■ Work to complete
Take the material and output all of it exactly.

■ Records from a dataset
>> BEGIN
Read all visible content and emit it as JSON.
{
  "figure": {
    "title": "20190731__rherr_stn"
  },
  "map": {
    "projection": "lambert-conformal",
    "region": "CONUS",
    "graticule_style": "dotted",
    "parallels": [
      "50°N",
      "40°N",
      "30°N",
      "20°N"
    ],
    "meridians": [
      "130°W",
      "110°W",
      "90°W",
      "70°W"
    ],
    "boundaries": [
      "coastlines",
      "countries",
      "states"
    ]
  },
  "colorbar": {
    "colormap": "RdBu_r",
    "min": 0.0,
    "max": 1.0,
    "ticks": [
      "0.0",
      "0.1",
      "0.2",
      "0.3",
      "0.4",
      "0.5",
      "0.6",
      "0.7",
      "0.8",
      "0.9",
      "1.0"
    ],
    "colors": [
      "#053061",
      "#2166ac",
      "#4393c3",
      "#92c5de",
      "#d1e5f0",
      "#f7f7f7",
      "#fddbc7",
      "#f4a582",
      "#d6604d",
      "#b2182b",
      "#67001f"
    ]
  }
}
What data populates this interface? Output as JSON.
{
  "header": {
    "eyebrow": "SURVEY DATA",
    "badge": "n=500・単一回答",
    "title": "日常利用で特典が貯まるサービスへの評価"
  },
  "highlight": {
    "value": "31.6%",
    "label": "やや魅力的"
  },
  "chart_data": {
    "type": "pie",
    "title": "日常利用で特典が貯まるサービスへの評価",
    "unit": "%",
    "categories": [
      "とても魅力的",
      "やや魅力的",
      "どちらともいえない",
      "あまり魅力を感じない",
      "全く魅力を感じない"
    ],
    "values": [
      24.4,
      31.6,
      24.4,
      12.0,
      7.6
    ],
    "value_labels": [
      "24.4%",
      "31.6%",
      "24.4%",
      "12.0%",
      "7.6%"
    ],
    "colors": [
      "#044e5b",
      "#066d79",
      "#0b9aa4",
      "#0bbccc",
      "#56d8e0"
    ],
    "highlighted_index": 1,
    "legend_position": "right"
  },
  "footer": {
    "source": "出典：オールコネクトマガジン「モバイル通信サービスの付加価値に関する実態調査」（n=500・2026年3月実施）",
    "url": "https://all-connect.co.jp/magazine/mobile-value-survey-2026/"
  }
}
>> END
■ Finished answer
Read all visible content and emit it as JSON.
{
  "figure": {
    "title": "20190731__rherr_stn"
  },
  "map": {
    "projection": "lambert-conformal",
    "region": "CONUS",
    "graticule_style": "dotted",
    "parallels": [
      "50°N",
      "40°N",
      "30°N",
      "20°N"
    ],
    "meridians": [
      "130°W",
      "110°W",
      "90°W",
      "70°W"
    ],
    "boundaries": [
      "coastlines",
      "countries",
      "states"
    ]
  },
  "colorbar": {
    "colormap": "RdBu_r",
    "min": 0.0,
    "max": 1.0,
    "ticks": [
      "0.0",
      "0.1",
      "0.2",
      "0.3",
      "0.4",
      "0.5",
      "0.6",
      "0.7",
      "0.8",
      "0.9",
      "1.0"
    ],
    "colors": [
      "#053061",
      "#2166ac",
      "#4393c3",
      "#92c5de",
      "#d1e5f0",
      "#f7f7f7",
      "#fddbc7",
      "#f4a582",
      "#d6604d",
      "#b2182b",
      "#67001f"
    ]
  }
}
What data populates this interface? Output as JSON.
{
  "header": {
    "eyebrow": "SURVEY DATA",
    "badge": "n=500・単一回答",
    "title": "日常利用で特典が貯まるサービスへの評価"
  },
  "highlight": {
    "value": "31.6%",
    "label": "やや魅力的"
  },
  "chart_data": {
    "type": "pie",
    "title": "日常利用で特典が貯まるサービスへの評価",
    "unit": "%",
    "categories": [
      "とても魅力的",
      "やや魅力的",
      "どちらともいえない",
      "あまり魅力を感じない",
      "全く魅力を感じない"
    ],
    "values": [
      24.4,
      31.6,
      24.4,
      12.0,
      7.6
    ],
    "value_labels": [
      "24.4%",
      "31.6%",
      "24.4%",
      "12.0%",
      "7.6%"
    ],
    "colors": [
      "#044e5b",
      "#066d79",
      "#0b9aa4",
      "#0bbccc",
      "#56d8e0"
    ],
    "highlighted_index": 1,
    "legend_position": "right"
  },
  "footer": {
    "source": "出典：オールコネクトマガジン「モバイル通信サービスの付加価値に関する実態調査」（n=500・2026年3月実施）",
    "url": "https://all-connect.co.jp/magazine/mobile-value-survey-2026/"
  }
}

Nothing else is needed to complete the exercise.